Aim of the exercise
Each line that includes the word "ylabel" counts once; give the total and nothing more.

Excerpted records

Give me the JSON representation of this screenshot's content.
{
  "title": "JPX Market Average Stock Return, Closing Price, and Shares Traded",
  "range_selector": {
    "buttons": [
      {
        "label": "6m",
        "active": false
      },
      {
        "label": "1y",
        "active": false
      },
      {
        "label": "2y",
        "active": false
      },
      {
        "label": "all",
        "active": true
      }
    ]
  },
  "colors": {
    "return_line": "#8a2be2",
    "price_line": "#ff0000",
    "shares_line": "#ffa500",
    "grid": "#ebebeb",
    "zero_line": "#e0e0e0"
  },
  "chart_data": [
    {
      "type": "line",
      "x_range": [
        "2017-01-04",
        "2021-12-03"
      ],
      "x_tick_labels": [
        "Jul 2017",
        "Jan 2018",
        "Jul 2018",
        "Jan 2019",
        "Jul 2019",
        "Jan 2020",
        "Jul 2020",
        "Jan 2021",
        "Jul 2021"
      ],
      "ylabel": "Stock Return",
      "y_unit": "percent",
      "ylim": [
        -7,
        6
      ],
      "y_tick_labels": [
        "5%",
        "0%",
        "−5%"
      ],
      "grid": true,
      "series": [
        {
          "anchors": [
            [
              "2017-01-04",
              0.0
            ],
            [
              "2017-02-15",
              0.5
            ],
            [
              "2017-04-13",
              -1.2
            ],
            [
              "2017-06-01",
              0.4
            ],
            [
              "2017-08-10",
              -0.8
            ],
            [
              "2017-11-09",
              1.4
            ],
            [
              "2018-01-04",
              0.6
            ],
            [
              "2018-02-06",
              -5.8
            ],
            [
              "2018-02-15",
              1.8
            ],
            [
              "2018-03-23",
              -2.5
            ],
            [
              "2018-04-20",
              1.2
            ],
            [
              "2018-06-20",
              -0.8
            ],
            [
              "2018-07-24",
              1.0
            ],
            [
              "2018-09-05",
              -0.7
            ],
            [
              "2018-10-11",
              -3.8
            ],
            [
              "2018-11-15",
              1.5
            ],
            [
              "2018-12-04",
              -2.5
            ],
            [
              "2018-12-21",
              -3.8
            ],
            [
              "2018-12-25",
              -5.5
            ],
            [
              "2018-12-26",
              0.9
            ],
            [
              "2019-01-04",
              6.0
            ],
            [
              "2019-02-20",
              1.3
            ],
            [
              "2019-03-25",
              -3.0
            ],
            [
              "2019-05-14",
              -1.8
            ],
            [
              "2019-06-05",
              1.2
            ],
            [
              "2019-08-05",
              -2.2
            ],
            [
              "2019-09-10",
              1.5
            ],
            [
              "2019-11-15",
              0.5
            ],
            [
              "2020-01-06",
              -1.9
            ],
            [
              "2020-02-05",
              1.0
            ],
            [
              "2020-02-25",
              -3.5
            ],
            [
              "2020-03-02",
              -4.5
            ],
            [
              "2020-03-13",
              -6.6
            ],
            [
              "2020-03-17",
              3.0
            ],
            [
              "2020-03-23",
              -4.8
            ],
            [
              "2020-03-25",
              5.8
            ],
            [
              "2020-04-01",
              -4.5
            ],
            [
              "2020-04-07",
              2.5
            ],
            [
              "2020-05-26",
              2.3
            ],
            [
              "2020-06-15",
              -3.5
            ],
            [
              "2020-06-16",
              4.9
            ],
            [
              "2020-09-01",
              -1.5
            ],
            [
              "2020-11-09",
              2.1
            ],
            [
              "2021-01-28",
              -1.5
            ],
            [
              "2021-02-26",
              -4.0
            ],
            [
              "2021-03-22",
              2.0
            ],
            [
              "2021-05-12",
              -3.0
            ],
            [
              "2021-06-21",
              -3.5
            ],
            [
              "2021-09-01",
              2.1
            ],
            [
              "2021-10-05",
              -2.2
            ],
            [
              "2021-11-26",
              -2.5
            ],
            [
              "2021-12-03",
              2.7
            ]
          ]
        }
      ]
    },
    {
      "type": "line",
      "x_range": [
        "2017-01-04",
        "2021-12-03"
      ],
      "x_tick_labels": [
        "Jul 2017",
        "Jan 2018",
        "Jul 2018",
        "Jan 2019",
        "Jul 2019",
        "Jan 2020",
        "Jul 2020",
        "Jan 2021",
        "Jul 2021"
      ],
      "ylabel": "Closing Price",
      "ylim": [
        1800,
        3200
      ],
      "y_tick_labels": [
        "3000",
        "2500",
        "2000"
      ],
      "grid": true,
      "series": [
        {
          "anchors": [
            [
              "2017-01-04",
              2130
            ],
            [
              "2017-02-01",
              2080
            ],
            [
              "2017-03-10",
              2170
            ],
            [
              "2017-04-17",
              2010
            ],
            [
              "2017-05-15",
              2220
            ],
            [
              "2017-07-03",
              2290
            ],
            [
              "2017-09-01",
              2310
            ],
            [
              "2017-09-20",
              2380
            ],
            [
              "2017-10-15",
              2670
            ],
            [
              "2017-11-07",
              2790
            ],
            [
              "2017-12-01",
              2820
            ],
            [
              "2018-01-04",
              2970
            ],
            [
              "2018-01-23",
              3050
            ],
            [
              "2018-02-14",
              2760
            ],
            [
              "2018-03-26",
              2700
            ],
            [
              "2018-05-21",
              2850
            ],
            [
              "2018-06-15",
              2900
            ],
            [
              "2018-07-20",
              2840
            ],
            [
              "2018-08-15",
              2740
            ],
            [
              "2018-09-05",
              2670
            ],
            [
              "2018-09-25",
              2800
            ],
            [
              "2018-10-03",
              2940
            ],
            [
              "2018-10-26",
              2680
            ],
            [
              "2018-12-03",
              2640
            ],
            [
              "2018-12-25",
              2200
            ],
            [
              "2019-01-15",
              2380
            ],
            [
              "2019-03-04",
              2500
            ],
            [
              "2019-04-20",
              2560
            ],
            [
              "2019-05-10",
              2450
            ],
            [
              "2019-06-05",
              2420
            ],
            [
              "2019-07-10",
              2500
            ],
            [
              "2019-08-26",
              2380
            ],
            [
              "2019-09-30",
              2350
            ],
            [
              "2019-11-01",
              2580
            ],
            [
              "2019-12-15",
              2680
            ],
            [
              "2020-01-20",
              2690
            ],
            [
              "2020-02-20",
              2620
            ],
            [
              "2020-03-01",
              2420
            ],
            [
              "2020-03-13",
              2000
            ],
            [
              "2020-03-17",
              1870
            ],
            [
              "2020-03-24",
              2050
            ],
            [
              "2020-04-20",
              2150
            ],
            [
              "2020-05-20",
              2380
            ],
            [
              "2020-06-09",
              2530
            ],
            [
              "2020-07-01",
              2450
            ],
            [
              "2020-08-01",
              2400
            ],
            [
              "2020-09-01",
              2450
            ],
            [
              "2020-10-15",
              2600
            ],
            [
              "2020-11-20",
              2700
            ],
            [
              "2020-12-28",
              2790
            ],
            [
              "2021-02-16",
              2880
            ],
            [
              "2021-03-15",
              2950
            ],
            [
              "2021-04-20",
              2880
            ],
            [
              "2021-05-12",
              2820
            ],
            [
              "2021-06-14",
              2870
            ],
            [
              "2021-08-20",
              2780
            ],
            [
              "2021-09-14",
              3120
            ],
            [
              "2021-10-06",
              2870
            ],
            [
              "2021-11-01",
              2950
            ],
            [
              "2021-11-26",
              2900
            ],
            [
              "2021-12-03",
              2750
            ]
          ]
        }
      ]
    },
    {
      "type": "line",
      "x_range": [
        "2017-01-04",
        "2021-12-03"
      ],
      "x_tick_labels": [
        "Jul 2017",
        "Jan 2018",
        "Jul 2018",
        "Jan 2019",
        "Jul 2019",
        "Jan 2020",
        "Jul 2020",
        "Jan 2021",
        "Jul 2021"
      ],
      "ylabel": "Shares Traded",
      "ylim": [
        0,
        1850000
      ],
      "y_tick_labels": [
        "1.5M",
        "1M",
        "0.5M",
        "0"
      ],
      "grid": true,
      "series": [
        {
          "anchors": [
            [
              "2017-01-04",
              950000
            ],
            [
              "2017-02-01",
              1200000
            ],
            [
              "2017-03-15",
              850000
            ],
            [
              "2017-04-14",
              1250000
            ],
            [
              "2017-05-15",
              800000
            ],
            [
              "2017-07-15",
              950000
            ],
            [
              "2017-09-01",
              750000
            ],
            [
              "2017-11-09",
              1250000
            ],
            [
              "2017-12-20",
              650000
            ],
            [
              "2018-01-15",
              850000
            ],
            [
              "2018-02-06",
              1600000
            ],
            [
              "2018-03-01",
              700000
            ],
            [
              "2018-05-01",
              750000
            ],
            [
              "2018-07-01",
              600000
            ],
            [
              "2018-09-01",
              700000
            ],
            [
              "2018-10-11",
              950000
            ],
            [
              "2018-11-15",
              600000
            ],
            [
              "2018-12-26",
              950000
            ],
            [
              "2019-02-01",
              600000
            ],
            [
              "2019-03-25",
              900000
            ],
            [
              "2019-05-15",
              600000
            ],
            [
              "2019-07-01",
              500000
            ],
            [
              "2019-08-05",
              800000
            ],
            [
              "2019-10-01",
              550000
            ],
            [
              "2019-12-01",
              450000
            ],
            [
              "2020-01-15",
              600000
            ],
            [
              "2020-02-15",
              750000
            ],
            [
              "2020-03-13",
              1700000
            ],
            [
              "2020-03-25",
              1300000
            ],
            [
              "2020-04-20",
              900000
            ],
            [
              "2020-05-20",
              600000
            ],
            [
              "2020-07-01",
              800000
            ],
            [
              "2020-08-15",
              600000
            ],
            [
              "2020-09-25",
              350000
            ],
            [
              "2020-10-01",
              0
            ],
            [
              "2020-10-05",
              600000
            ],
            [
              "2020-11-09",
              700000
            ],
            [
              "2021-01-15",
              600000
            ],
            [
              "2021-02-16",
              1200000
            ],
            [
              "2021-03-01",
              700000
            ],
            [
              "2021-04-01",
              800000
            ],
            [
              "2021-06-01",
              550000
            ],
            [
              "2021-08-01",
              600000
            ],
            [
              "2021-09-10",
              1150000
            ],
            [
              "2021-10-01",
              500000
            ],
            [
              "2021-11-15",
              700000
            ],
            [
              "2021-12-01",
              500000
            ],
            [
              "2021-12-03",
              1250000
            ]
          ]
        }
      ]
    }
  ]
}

Answer to this exercise
3